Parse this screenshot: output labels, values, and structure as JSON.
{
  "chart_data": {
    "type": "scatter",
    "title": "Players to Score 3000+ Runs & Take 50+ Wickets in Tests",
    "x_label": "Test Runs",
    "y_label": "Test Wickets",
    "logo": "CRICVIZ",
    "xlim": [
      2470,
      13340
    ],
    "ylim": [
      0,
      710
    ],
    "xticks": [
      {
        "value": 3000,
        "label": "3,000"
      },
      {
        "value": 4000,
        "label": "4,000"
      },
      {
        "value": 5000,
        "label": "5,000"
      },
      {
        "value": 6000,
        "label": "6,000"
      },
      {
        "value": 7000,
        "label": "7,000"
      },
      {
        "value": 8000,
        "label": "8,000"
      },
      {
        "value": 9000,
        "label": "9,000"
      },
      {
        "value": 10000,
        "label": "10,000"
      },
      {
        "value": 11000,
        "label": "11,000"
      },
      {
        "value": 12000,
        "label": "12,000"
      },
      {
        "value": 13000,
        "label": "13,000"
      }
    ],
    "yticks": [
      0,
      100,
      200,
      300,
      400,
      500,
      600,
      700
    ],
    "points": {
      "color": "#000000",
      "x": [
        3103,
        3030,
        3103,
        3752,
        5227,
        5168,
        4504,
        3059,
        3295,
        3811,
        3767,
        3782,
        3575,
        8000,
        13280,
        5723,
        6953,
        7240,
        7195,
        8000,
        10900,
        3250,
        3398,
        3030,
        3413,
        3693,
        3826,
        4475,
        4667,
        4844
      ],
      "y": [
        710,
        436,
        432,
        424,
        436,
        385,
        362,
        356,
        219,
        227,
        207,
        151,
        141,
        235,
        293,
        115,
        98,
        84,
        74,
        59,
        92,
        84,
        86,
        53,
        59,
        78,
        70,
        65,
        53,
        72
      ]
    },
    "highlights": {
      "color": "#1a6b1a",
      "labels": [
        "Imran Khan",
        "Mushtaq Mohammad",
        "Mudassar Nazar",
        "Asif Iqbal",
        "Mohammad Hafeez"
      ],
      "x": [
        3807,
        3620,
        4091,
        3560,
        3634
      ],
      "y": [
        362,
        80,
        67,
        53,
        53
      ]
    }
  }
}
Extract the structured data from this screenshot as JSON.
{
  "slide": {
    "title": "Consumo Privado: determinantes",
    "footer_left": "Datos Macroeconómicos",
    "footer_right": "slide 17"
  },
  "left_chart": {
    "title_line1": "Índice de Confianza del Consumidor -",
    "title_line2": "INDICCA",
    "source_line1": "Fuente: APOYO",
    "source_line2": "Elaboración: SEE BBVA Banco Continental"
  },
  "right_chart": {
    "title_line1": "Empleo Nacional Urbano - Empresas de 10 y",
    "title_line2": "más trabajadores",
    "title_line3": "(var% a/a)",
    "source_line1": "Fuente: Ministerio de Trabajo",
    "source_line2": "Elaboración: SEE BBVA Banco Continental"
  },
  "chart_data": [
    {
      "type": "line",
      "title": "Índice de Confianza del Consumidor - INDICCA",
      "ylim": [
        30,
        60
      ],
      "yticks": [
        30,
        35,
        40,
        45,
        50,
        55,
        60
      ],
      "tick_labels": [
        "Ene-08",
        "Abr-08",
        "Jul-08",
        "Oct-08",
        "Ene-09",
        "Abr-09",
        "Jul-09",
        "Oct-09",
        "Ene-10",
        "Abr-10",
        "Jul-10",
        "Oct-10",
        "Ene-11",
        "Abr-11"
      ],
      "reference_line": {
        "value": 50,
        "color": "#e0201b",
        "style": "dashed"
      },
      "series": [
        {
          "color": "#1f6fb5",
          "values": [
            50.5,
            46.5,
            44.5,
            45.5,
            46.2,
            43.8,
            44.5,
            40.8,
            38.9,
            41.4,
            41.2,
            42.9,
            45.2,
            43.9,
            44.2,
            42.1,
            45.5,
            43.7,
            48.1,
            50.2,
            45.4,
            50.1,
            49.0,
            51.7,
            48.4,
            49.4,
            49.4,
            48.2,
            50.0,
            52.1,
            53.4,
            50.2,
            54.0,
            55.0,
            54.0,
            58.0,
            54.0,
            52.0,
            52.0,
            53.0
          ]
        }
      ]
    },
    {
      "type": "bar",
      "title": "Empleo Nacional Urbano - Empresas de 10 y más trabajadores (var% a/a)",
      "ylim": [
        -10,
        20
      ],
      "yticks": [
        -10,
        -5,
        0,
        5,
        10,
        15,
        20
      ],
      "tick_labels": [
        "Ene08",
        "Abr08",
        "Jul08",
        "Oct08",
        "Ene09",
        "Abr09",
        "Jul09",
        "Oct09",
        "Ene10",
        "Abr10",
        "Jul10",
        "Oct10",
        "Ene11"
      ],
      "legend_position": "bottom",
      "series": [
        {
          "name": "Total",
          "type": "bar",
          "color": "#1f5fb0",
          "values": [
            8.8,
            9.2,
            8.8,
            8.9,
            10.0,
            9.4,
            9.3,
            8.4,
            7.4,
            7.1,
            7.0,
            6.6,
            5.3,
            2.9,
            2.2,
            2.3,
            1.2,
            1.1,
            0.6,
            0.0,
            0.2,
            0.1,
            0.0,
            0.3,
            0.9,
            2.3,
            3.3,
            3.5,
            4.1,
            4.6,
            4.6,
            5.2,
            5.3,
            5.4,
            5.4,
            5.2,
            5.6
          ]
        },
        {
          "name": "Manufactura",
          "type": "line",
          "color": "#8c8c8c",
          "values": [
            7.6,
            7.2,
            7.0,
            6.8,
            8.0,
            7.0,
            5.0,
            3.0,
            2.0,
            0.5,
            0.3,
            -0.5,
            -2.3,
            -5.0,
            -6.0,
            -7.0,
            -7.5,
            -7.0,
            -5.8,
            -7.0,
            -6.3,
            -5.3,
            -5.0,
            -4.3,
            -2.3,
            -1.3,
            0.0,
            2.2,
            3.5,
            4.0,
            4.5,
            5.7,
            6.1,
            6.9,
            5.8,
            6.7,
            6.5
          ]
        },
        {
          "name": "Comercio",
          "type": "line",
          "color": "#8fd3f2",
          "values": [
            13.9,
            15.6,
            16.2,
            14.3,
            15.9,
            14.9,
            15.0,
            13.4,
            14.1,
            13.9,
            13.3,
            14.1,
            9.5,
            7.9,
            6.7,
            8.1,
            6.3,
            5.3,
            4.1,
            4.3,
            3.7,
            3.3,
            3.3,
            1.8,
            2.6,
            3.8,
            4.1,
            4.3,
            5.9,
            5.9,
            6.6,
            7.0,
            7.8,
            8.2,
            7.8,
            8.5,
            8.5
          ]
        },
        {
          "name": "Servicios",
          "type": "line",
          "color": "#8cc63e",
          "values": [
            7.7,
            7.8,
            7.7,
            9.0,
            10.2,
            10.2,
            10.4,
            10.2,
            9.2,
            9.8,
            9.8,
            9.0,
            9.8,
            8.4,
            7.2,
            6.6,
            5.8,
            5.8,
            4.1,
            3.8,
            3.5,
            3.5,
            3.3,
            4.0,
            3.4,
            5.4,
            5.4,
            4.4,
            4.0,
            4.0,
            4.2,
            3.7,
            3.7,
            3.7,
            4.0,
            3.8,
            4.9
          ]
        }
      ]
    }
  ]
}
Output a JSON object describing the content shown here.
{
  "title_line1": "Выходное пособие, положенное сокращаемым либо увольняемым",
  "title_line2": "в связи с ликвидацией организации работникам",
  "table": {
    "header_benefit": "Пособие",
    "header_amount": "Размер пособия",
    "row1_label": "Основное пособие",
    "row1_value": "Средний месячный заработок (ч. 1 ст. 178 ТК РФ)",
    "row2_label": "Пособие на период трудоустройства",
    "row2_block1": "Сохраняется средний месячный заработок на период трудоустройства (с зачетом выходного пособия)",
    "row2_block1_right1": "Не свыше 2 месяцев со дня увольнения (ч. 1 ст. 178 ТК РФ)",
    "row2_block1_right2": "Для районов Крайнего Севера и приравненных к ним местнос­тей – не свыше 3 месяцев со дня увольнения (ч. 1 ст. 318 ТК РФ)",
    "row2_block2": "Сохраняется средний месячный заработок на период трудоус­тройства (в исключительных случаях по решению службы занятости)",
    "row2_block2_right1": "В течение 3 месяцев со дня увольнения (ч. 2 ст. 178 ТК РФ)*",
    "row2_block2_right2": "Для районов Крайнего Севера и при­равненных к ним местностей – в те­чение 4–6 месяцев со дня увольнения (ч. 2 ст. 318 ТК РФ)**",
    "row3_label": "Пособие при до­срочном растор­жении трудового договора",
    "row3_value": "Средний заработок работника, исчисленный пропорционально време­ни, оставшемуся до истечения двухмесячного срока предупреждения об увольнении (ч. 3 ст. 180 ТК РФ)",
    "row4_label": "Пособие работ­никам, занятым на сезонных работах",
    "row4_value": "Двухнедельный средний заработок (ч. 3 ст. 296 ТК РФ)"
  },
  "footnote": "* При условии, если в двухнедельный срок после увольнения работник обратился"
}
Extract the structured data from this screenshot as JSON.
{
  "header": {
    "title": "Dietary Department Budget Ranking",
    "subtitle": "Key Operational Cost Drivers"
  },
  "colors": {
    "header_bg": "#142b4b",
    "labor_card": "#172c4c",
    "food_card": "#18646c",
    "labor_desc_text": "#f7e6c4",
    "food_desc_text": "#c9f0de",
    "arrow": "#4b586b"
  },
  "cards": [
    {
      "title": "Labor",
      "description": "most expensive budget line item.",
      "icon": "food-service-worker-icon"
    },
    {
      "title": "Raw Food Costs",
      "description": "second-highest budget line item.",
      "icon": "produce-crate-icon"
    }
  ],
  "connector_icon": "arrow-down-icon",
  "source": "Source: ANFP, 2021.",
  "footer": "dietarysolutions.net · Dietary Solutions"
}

- - - -

=== WHAT YOU WILL DO ===
How many lines in the records above contain the word "Índice"? Reply with the number alone.

=== RESPONSE ===
2